§ **Input data**:
<<<<

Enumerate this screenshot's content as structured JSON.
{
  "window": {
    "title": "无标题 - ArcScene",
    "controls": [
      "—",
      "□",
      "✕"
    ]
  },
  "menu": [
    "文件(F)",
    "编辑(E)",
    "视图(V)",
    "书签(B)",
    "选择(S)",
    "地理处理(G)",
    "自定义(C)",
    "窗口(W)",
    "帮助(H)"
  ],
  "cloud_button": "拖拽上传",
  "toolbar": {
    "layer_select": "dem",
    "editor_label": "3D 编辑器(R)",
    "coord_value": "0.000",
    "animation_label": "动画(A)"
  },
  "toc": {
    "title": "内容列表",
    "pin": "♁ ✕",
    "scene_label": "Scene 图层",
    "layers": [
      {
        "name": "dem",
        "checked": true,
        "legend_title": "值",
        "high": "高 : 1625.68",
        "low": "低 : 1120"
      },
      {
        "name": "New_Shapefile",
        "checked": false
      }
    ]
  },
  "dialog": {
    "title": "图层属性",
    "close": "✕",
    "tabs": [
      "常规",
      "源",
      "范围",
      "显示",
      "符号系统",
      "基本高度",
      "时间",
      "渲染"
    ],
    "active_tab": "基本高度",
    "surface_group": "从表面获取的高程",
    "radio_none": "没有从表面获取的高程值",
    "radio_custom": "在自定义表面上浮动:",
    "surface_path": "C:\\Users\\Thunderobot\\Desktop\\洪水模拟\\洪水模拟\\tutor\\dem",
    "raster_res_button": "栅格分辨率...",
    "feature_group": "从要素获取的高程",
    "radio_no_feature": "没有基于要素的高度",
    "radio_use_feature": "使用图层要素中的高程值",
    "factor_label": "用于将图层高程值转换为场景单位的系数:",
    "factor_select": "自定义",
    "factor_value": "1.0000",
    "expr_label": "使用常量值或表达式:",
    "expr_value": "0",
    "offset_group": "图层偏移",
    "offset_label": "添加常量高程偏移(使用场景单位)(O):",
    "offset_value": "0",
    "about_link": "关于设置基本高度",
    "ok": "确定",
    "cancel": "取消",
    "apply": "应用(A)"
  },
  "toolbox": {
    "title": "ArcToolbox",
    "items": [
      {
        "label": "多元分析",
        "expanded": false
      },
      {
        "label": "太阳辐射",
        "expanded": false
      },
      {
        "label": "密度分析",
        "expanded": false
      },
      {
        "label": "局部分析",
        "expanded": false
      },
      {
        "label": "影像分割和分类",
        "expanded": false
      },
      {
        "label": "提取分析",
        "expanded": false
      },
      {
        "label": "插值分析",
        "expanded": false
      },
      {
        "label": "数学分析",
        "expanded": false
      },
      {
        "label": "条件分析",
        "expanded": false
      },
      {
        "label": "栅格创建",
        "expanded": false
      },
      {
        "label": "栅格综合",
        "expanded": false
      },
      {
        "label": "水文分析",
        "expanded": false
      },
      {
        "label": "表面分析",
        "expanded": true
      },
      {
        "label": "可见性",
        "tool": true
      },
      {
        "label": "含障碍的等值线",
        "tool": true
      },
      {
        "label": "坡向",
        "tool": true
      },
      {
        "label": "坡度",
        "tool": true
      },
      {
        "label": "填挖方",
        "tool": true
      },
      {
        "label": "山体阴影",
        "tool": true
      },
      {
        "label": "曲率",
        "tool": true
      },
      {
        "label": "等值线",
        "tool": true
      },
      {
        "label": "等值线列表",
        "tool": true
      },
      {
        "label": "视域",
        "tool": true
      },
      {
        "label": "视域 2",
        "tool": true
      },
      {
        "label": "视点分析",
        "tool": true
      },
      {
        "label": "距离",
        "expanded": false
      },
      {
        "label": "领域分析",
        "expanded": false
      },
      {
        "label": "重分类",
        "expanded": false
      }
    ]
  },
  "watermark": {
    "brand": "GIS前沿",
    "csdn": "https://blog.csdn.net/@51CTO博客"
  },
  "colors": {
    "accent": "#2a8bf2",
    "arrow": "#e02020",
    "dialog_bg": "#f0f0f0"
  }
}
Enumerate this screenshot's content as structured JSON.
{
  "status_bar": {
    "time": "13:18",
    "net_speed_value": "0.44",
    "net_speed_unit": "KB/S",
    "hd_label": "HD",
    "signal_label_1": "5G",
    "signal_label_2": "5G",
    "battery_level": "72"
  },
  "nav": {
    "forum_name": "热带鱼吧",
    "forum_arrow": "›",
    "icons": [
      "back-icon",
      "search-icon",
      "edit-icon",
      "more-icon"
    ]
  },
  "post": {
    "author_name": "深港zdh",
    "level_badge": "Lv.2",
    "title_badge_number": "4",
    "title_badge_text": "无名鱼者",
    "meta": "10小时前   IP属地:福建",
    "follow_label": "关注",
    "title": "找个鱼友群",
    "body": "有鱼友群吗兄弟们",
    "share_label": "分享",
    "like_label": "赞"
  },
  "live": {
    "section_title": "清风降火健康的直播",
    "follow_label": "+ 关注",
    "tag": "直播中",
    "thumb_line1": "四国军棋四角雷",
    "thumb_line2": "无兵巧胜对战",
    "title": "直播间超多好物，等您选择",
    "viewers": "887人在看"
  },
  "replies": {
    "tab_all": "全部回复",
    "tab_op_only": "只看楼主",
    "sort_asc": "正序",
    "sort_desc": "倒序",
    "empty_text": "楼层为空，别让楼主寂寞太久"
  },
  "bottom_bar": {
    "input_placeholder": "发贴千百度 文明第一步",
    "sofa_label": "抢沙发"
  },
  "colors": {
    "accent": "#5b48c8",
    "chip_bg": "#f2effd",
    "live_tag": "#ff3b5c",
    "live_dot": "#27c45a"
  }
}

>>>>

§ **Exercise**:
Reproduce each record exactly, leaving nothing out.

§ **Right answer**:
Enumerate this screenshot's content as structured JSON.
{
  "window": {
    "title": "无标题 - ArcScene",
    "controls": [
      "—",
      "□",
      "✕"
    ]
  },
  "menu": [
    "文件(F)",
    "编辑(E)",
    "视图(V)",
    "书签(B)",
    "选择(S)",
    "地理处理(G)",
    "自定义(C)",
    "窗口(W)",
    "帮助(H)"
  ],
  "cloud_button": "拖拽上传",
  "toolbar": {
    "layer_select": "dem",
    "editor_label": "3D 编辑器(R)",
    "coord_value": "0.000",
    "animation_label": "动画(A)"
  },
  "toc": {
    "title": "内容列表",
    "pin": "♁ ✕",
    "scene_label": "Scene 图层",
    "layers": [
      {
        "name": "dem",
        "checked": true,
        "legend_title": "值",
        "high": "高 : 1625.68",
        "low": "低 : 1120"
      },
      {
        "name": "New_Shapefile",
        "checked": false
      }
    ]
  },
  "dialog": {
    "title": "图层属性",
    "close": "✕",
    "tabs": [
      "常规",
      "源",
      "范围",
      "显示",
      "符号系统",
      "基本高度",
      "时间",
      "渲染"
    ],
    "active_tab": "基本高度",
    "surface_group": "从表面获取的高程",
    "radio_none": "没有从表面获取的高程值",
    "radio_custom": "在自定义表面上浮动:",
    "surface_path": "C:\\Users\\Thunderobot\\Desktop\\洪水模拟\\洪水模拟\\tutor\\dem",
    "raster_res_button": "栅格分辨率...",
    "feature_group": "从要素获取的高程",
    "radio_no_feature": "没有基于要素的高度",
    "radio_use_feature": "使用图层要素中的高程值",
    "factor_label": "用于将图层高程值转换为场景单位的系数:",
    "factor_select": "自定义",
    "factor_value": "1.0000",
    "expr_label": "使用常量值或表达式:",
    "expr_value": "0",
    "offset_group": "图层偏移",
    "offset_label": "添加常量高程偏移(使用场景单位)(O):",
    "offset_value": "0",
    "about_link": "关于设置基本高度",
    "ok": "确定",
    "cancel": "取消",
    "apply": "应用(A)"
  },
  "toolbox": {
    "title": "ArcToolbox",
    "items": [
      {
        "label": "多元分析",
        "expanded": false
      },
      {
        "label": "太阳辐射",
        "expanded": false
      },
      {
        "label": "密度分析",
        "expanded": false
      },
      {
        "label": "局部分析",
        "expanded": false
      },
      {
        "label": "影像分割和分类",
        "expanded": false
      },
      {
        "label": "提取分析",
        "expanded": false
      },
      {
        "label": "插值分析",
        "expanded": false
      },
      {
        "label": "数学分析",
        "expanded": false
      },
      {
        "label": "条件分析",
        "expanded": false
      },
      {
        "label": "栅格创建",
        "expanded": false
      },
      {
        "label": "栅格综合",
        "expanded": false
      },
      {
        "label": "水文分析",
        "expanded": false
      },
      {
        "label": "表面分析",
        "expanded": true
      },
      {
        "label": "可见性",
        "tool": true
      },
      {
        "label": "含障碍的等值线",
        "tool": true
      },
      {
        "label": "坡向",
        "tool": true
      },
      {
        "label": "坡度",
        "tool": true
      },
      {
        "label": "填挖方",
        "tool": true
      },
      {
        "label": "山体阴影",
        "tool": true
      },
      {
        "label": "曲率",
        "tool": true
      },
      {
        "label": "等值线",
        "tool": true
      },
      {
        "label": "等值线列表",
        "tool": true
      },
      {
        "label": "视域",
        "tool": true
      },
      {
        "label": "视域 2",
        "tool": true
      },
      {
        "label": "视点分析",
        "tool": true
      },
      {
        "label": "距离",
        "expanded": false
      },
      {
        "label": "领域分析",
        "expanded": false
      },
      {
        "label": "重分类",
        "expanded": false
      }
    ]
  },
  "watermark": {
    "brand": "GIS前沿",
    "csdn": "https://blog.csdn.net/@51CTO博客"
  },
  "colors": {
    "accent": "#2a8bf2",
    "arrow": "#e02020",
    "dialog_bg": "#f0f0f0"
  }
}
Enumerate this screenshot's content as structured JSON.
{
  "status_bar": {
    "time": "13:18",
    "net_speed_value": "0.44",
    "net_speed_unit": "KB/S",
    "hd_label": "HD",
    "signal_label_1": "5G",
    "signal_label_2": "5G",
    "battery_level": "72"
  },
  "nav": {
    "forum_name": "热带鱼吧",
    "forum_arrow": "›",
    "icons": [
      "back-icon",
      "search-icon",
      "edit-icon",
      "more-icon"
    ]
  },
  "post": {
    "author_name": "深港zdh",
    "level_badge": "Lv.2",
    "title_badge_number": "4",
    "title_badge_text": "无名鱼者",
    "meta": "10小时前   IP属地:福建",
    "follow_label": "关注",
    "title": "找个鱼友群",
    "body": "有鱼友群吗兄弟们",
    "share_label": "分享",
    "like_label": "赞"
  },
  "live": {
    "section_title": "清风降火健康的直播",
    "follow_label": "+ 关注",
    "tag": "直播中",
    "thumb_line1": "四国军棋四角雷",
    "thumb_line2": "无兵巧胜对战",
    "title": "直播间超多好物，等您选择",
    "viewers": "887人在看"
  },
  "replies": {
    "tab_all": "全部回复",
    "tab_op_only": "只看楼主",
    "sort_asc": "正序",
    "sort_desc": "倒序",
    "empty_text": "楼层为空，别让楼主寂寞太久"
  },
  "bottom_bar": {
    "input_placeholder": "发贴千百度 文明第一步",
    "sofa_label": "抢沙发"
  },
  "colors": {
    "accent": "#5b48c8",
    "chip_bg": "#f2effd",
    "live_tag": "#ff3b5c",
    "live_dot": "#27c45a"
  }
}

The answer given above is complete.